• [Challenge] Every entry must be repeated exactly. Exclude all pictures.

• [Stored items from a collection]
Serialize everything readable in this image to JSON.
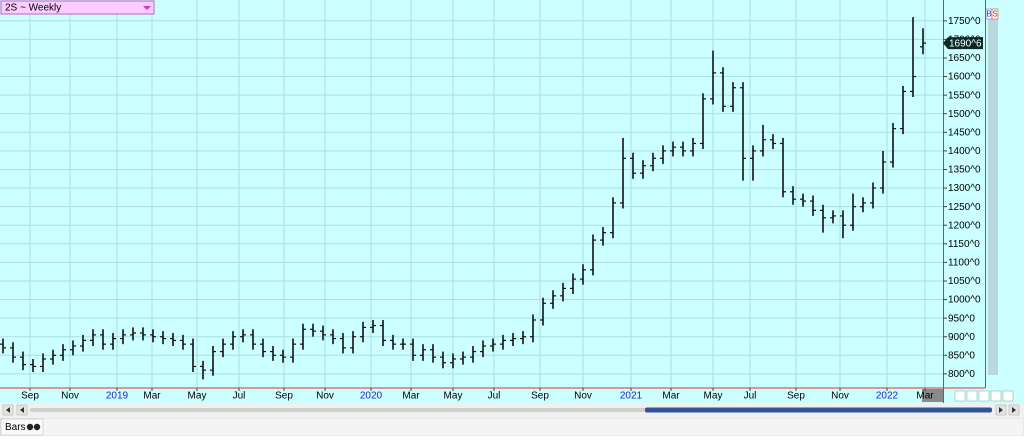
{
  "chart_data": {
    "type": "ohlc",
    "title": "2S ~ Weekly",
    "footer_label": "Bars",
    "side_buttons": [
      "B",
      "S"
    ],
    "color": "#111111",
    "grid": true,
    "grid_color": "#a9dfe6",
    "background": "#ccffff",
    "last_price": {
      "value": 1690,
      "label": "1690^6"
    },
    "xlim": [
      -0.3,
      94
    ],
    "xticks": [
      {
        "value": 2.7,
        "label": "Sep"
      },
      {
        "value": 6.7,
        "label": "Nov"
      },
      {
        "value": 11.4,
        "label": "2019"
      },
      {
        "value": 14.9,
        "label": "Mar"
      },
      {
        "value": 19.4,
        "label": "May"
      },
      {
        "value": 23.6,
        "label": "Jul"
      },
      {
        "value": 28.1,
        "label": "Sep"
      },
      {
        "value": 32.2,
        "label": "Nov"
      },
      {
        "value": 36.8,
        "label": "2020"
      },
      {
        "value": 40.8,
        "label": "Mar"
      },
      {
        "value": 45,
        "label": "May"
      },
      {
        "value": 49.1,
        "label": "Jul"
      },
      {
        "value": 53.7,
        "label": "Sep"
      },
      {
        "value": 58,
        "label": "Nov"
      },
      {
        "value": 62.8,
        "label": "2021"
      },
      {
        "value": 66.8,
        "label": "Mar"
      },
      {
        "value": 71,
        "label": "May"
      },
      {
        "value": 74.7,
        "label": "Jul"
      },
      {
        "value": 79.3,
        "label": "Sep"
      },
      {
        "value": 83.7,
        "label": "Nov"
      },
      {
        "value": 88.4,
        "label": "2022"
      },
      {
        "value": 92.2,
        "label": "Mar"
      }
    ],
    "ylim": [
      762,
      1806
    ],
    "yticks": [
      {
        "value": 800,
        "label": "800^0"
      },
      {
        "value": 850,
        "label": "850^0"
      },
      {
        "value": 900,
        "label": "900^0"
      },
      {
        "value": 950,
        "label": "950^0"
      },
      {
        "value": 1000,
        "label": "1000^0"
      },
      {
        "value": 1050,
        "label": "1050^0"
      },
      {
        "value": 1100,
        "label": "1100^0"
      },
      {
        "value": 1150,
        "label": "1150^0"
      },
      {
        "value": 1200,
        "label": "1200^0"
      },
      {
        "value": 1250,
        "label": "1250^0"
      },
      {
        "value": 1300,
        "label": "1300^0"
      },
      {
        "value": 1350,
        "label": "1350^0"
      },
      {
        "value": 1400,
        "label": "1400^0"
      },
      {
        "value": 1450,
        "label": "1450^0"
      },
      {
        "value": 1500,
        "label": "1500^0"
      },
      {
        "value": 1550,
        "label": "1550^0"
      },
      {
        "value": 1600,
        "label": "1600^0"
      },
      {
        "value": 1650,
        "label": "1650^0"
      },
      {
        "value": 1700,
        "label": "1700^0"
      },
      {
        "value": 1750,
        "label": "1750^0"
      }
    ],
    "open": [
      880,
      870,
      845,
      825,
      820,
      840,
      850,
      865,
      875,
      890,
      905,
      880,
      895,
      905,
      910,
      905,
      900,
      895,
      890,
      880,
      820,
      810,
      860,
      880,
      900,
      905,
      880,
      860,
      850,
      845,
      880,
      920,
      915,
      905,
      895,
      870,
      900,
      925,
      930,
      890,
      880,
      880,
      850,
      865,
      845,
      830,
      840,
      845,
      860,
      875,
      880,
      890,
      895,
      900,
      945,
      990,
      1010,
      1030,
      1055,
      1080,
      1160,
      1180,
      1260,
      1380,
      1340,
      1360,
      1380,
      1400,
      1410,
      1400,
      1420,
      1540,
      1610,
      1520,
      1570,
      1380,
      1400,
      1430,
      1420,
      1290,
      1270,
      1265,
      1240,
      1220,
      1225,
      1200,
      1250,
      1260,
      1300,
      1370,
      1460,
      1560,
      1680
    ],
    "high": [
      895,
      885,
      860,
      840,
      855,
      865,
      880,
      890,
      905,
      920,
      920,
      910,
      920,
      925,
      925,
      920,
      915,
      910,
      905,
      895,
      835,
      875,
      895,
      915,
      920,
      920,
      895,
      875,
      865,
      895,
      935,
      935,
      930,
      920,
      910,
      915,
      940,
      945,
      945,
      905,
      895,
      895,
      880,
      880,
      860,
      855,
      860,
      875,
      890,
      895,
      905,
      910,
      915,
      960,
      1005,
      1025,
      1045,
      1070,
      1095,
      1175,
      1195,
      1275,
      1435,
      1395,
      1375,
      1395,
      1415,
      1425,
      1425,
      1435,
      1555,
      1670,
      1625,
      1585,
      1585,
      1415,
      1470,
      1445,
      1435,
      1305,
      1285,
      1280,
      1255,
      1240,
      1240,
      1285,
      1275,
      1315,
      1400,
      1475,
      1575,
      1760,
      1730
    ],
    "low": [
      855,
      830,
      810,
      805,
      805,
      825,
      835,
      850,
      860,
      875,
      865,
      865,
      880,
      890,
      890,
      885,
      880,
      875,
      865,
      805,
      785,
      795,
      845,
      865,
      885,
      865,
      845,
      835,
      830,
      830,
      865,
      900,
      890,
      880,
      855,
      855,
      885,
      910,
      875,
      865,
      865,
      835,
      835,
      830,
      815,
      815,
      825,
      830,
      845,
      860,
      865,
      875,
      880,
      885,
      930,
      975,
      995,
      1015,
      1040,
      1065,
      1145,
      1165,
      1245,
      1325,
      1325,
      1345,
      1365,
      1385,
      1385,
      1385,
      1405,
      1525,
      1505,
      1505,
      1320,
      1320,
      1385,
      1405,
      1275,
      1255,
      1250,
      1225,
      1180,
      1205,
      1165,
      1185,
      1235,
      1245,
      1285,
      1355,
      1445,
      1545,
      1660
    ],
    "close": [
      870,
      845,
      825,
      820,
      840,
      850,
      865,
      875,
      890,
      905,
      880,
      895,
      905,
      910,
      905,
      900,
      895,
      890,
      880,
      820,
      810,
      860,
      880,
      900,
      905,
      880,
      860,
      850,
      845,
      880,
      920,
      915,
      905,
      895,
      870,
      900,
      925,
      930,
      890,
      880,
      880,
      850,
      865,
      845,
      830,
      840,
      845,
      860,
      875,
      880,
      890,
      895,
      900,
      945,
      990,
      1010,
      1030,
      1055,
      1080,
      1160,
      1180,
      1260,
      1380,
      1340,
      1360,
      1380,
      1400,
      1410,
      1400,
      1420,
      1540,
      1610,
      1520,
      1570,
      1380,
      1400,
      1430,
      1420,
      1290,
      1270,
      1265,
      1240,
      1220,
      1225,
      1200,
      1250,
      1260,
      1300,
      1370,
      1460,
      1560,
      1600,
      1690
    ]
  }
}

• [Answer to the task]
Serialize everything readable in this image to JSON.
{
  "chart_data": {
    "type": "ohlc",
    "title": "2S ~ Weekly",
    "footer_label": "Bars",
    "side_buttons": [
      "B",
      "S"
    ],
    "color": "#111111",
    "grid": true,
    "grid_color": "#a9dfe6",
    "background": "#ccffff",
    "last_price": {
      "value": 1690,
      "label": "1690^6"
    },
    "xlim": [
      -0.3,
      94
    ],
    "xticks": [
      {
        "value": 2.7,
        "label": "Sep"
      },
      {
        "value": 6.7,
        "label": "Nov"
      },
      {
        "value": 11.4,
        "label": "2019"
      },
      {
        "value": 14.9,
        "label": "Mar"
      },
      {
        "value": 19.4,
        "label": "May"
      },
      {
        "value": 23.6,
        "label": "Jul"
      },
      {
        "value": 28.1,
        "label": "Sep"
      },
      {
        "value": 32.2,
        "label": "Nov"
      },
      {
        "value": 36.8,
        "label": "2020"
      },
      {
        "value": 40.8,
        "label": "Mar"
      },
      {
        "value": 45,
        "label": "May"
      },
      {
        "value": 49.1,
        "label": "Jul"
      },
      {
        "value": 53.7,
        "label": "Sep"
      },
      {
        "value": 58,
        "label": "Nov"
      },
      {
        "value": 62.8,
        "label": "2021"
      },
      {
        "value": 66.8,
        "label": "Mar"
      },
      {
        "value": 71,
        "label": "May"
      },
      {
        "value": 74.7,
        "label": "Jul"
      },
      {
        "value": 79.3,
        "label": "Sep"
      },
      {
        "value": 83.7,
        "label": "Nov"
      },
      {
        "value": 88.4,
        "label": "2022"
      },
      {
        "value": 92.2,
        "label": "Mar"
      }
    ],
    "ylim": [
      762,
      1806
    ],
    "yticks": [
      {
        "value": 800,
        "label": "800^0"
      },
      {
        "value": 850,
        "label": "850^0"
      },
      {
        "value": 900,
        "label": "900^0"
      },
      {
        "value": 950,
        "label": "950^0"
      },
      {
        "value": 1000,
        "label": "1000^0"
      },
      {
        "value": 1050,
        "label": "1050^0"
      },
      {
        "value": 1100,
        "label": "1100^0"
      },
      {
        "value": 1150,
        "label": "1150^0"
      },
      {
        "value": 1200,
        "label": "1200^0"
      },
      {
        "value": 1250,
        "label": "1250^0"
      },
      {
        "value": 1300,
        "label": "1300^0"
      },
      {
        "value": 1350,
        "label": "1350^0"
      },
      {
        "value": 1400,
        "label": "1400^0"
      },
      {
        "value": 1450,
        "label": "1450^0"
      },
      {
        "value": 1500,
        "label": "1500^0"
      },
      {
        "value": 1550,
        "label": "1550^0"
      },
      {
        "value": 1600,
        "label": "1600^0"
      },
      {
        "value": 1650,
        "label": "1650^0"
      },
      {
        "value": 1700,
        "label": "1700^0"
      },
      {
        "value": 1750,
        "label": "1750^0"
      }
    ],
    "open": [
      880,
      870,
      845,
      825,
      820,
      840,
      850,
      865,
      875,
      890,
      905,
      880,
      895,
      905,
      910,
      905,
      900,
      895,
      890,
      880,
      820,
      810,
      860,
      880,
      900,
      905,
      880,
      860,
      850,
      845,
      880,
      920,
      915,
      905,
      895,
      870,
      900,
      925,
      930,
      890,
      880,
      880,
      850,
      865,
      845,
      830,
      840,
      845,
      860,
      875,
      880,
      890,
      895,
      900,
      945,
      990,
      1010,
      1030,
      1055,
      1080,
      1160,
      1180,
      1260,
      1380,
      1340,
      1360,
      1380,
      1400,
      1410,
      1400,
      1420,
      1540,
      1610,
      1520,
      1570,
      1380,
      1400,
      1430,
      1420,
      1290,
      1270,
      1265,
      1240,
      1220,
      1225,
      1200,
      1250,
      1260,
      1300,
      1370,
      1460,
      1560,
      1680
    ],
    "high": [
      895,
      885,
      860,
      840,
      855,
      865,
      880,
      890,
      905,
      920,
      920,
      910,
      920,
      925,
      925,
      920,
      915,
      910,
      905,
      895,
      835,
      875,
      895,
      915,
      920,
      920,
      895,
      875,
      865,
      895,
      935,
      935,
      930,
      920,
      910,
      915,
      940,
      945,
      945,
      905,
      895,
      895,
      880,
      880,
      860,
      855,
      860,
      875,
      890,
      895,
      905,
      910,
      915,
      960,
      1005,
      1025,
      1045,
      1070,
      1095,
      1175,
      1195,
      1275,
      1435,
      1395,
      1375,
      1395,
      1415,
      1425,
      1425,
      1435,
      1555,
      1670,
      1625,
      1585,
      1585,
      1415,
      1470,
      1445,
      1435,
      1305,
      1285,
      1280,
      1255,
      1240,
      1240,
      1285,
      1275,
      1315,
      1400,
      1475,
      1575,
      1760,
      1730
    ],
    "low": [
      855,
      830,
      810,
      805,
      805,
      825,
      835,
      850,
      860,
      875,
      865,
      865,
      880,
      890,
      890,
      885,
      880,
      875,
      865,
      805,
      785,
      795,
      845,
      865,
      885,
      865,
      845,
      835,
      830,
      830,
      865,
      900,
      890,
      880,
      855,
      855,
      885,
      910,
      875,
      865,
      865,
      835,
      835,
      830,
      815,
      815,
      825,
      830,
      845,
      860,
      865,
      875,
      880,
      885,
      930,
      975,
      995,
      1015,
      1040,
      1065,
      1145,
      1165,
      1245,
      1325,
      1325,
      1345,
      1365,
      1385,
      1385,
      1385,
      1405,
      1525,
      1505,
      1505,
      1320,
      1320,
      1385,
      1405,
      1275,
      1255,
      1250,
      1225,
      1180,
      1205,
      1165,
      1185,
      1235,
      1245,
      1285,
      1355,
      1445,
      1545,
      1660
    ],
    "close": [
      870,
      845,
      825,
      820,
      840,
      850,
      865,
      875,
      890,
      905,
      880,
      895,
      905,
      910,
      905,
      900,
      895,
      890,
      880,
      820,
      810,
      860,
      880,
      900,
      905,
      880,
      860,
      850,
      845,
      880,
      920,
      915,
      905,
      895,
      870,
      900,
      925,
      930,
      890,
      880,
      880,
      850,
      865,
      845,
      830,
      840,
      845,
      860,
      875,
      880,
      890,
      895,
      900,
      945,
      990,
      1010,
      1030,
      1055,
      1080,
      1160,
      1180,
      1260,
      1380,
      1340,
      1360,
      1380,
      1400,
      1410,
      1400,
      1420,
      1540,
      1610,
      1520,
      1570,
      1380,
      1400,
      1430,
      1420,
      1290,
      1270,
      1265,
      1240,
      1220,
      1225,
      1200,
      1250,
      1260,
      1300,
      1370,
      1460,
      1560,
      1600,
      1690
    ]
  }
}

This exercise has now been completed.